== What is required ==
Write the material out again in full, exactly.

Figure record listings
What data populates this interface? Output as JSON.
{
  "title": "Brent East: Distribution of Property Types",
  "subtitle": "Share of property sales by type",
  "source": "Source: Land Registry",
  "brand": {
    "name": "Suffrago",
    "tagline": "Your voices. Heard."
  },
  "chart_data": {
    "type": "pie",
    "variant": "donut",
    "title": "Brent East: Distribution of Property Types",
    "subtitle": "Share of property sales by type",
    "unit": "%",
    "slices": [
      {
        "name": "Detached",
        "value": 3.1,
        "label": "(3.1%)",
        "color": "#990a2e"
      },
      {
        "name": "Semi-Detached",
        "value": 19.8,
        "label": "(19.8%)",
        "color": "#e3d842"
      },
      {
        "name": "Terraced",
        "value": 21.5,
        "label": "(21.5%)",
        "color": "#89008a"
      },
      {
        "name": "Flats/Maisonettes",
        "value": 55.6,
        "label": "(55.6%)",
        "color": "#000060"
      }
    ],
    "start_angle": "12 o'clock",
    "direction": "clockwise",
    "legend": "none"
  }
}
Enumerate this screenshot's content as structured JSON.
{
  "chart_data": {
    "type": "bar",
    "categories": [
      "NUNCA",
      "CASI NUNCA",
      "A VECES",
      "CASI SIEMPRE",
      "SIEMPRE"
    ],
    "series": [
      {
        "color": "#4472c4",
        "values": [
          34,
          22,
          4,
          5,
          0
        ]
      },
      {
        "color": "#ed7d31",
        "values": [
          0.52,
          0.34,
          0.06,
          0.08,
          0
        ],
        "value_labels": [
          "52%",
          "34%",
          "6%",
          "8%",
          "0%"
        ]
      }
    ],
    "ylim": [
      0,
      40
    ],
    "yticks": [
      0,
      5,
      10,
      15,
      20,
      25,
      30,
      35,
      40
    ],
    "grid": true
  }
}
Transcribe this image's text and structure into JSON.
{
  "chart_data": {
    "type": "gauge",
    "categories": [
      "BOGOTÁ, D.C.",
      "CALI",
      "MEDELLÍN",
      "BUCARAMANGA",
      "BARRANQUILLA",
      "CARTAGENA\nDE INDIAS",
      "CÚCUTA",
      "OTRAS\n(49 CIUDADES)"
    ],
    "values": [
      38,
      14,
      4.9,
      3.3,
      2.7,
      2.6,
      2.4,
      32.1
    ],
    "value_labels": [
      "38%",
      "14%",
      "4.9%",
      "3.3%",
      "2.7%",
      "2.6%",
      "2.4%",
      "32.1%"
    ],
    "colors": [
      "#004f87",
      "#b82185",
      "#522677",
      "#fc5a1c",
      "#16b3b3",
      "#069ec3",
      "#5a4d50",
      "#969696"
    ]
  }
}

== Solution to this task ==
What data populates this interface? Output as JSON.
{
  "title": "Brent East: Distribution of Property Types",
  "subtitle": "Share of property sales by type",
  "source": "Source: Land Registry",
  "brand": {
    "name": "Suffrago",
    "tagline": "Your voices. Heard."
  },
  "chart_data": {
    "type": "pie",
    "variant": "donut",
    "title": "Brent East: Distribution of Property Types",
    "subtitle": "Share of property sales by type",
    "unit": "%",
    "slices": [
      {
        "name": "Detached",
        "value": 3.1,
        "label": "(3.1%)",
        "color": "#990a2e"
      },
      {
        "name": "Semi-Detached",
        "value": 19.8,
        "label": "(19.8%)",
        "color": "#e3d842"
      },
      {
        "name": "Terraced",
        "value": 21.5,
        "label": "(21.5%)",
        "color": "#89008a"
      },
      {
        "name": "Flats/Maisonettes",
        "value": 55.6,
        "label": "(55.6%)",
        "color": "#000060"
      }
    ],
    "start_angle": "12 o'clock",
    "direction": "clockwise",
    "legend": "none"
  }
}
Enumerate this screenshot's content as structured JSON.
{
  "chart_data": {
    "type": "bar",
    "categories": [
      "NUNCA",
      "CASI NUNCA",
      "A VECES",
      "CASI SIEMPRE",
      "SIEMPRE"
    ],
    "series": [
      {
        "color": "#4472c4",
        "values": [
          34,
          22,
          4,
          5,
          0
        ]
      },
      {
        "color": "#ed7d31",
        "values": [
          0.52,
          0.34,
          0.06,
          0.08,
          0
        ],
        "value_labels": [
          "52%",
          "34%",
          "6%",
          "8%",
          "0%"
        ]
      }
    ],
    "ylim": [
      0,
      40
    ],
    "yticks": [
      0,
      5,
      10,
      15,
      20,
      25,
      30,
      35,
      40
    ],
    "grid": true
  }
}
Transcribe this image's text and structure into JSON.
{
  "chart_data": {
    "type": "gauge",
    "categories": [
      "BOGOTÁ, D.C.",
      "CALI",
      "MEDELLÍN",
      "BUCARAMANGA",
      "BARRANQUILLA",
      "CARTAGENA\nDE INDIAS",
      "CÚCUTA",
      "OTRAS\n(49 CIUDADES)"
    ],
    "values": [
      38,
      14,
      4.9,
      3.3,
      2.7,
      2.6,
      2.4,
      32.1
    ],
    "value_labels": [
      "38%",
      "14%",
      "4.9%",
      "3.3%",
      "2.7%",
      "2.6%",
      "2.4%",
      "32.1%"
    ],
    "colors": [
      "#004f87",
      "#b82185",
      "#522677",
      "#fc5a1c",
      "#16b3b3",
      "#069ec3",
      "#5a4d50",
      "#969696"
    ]
  }
}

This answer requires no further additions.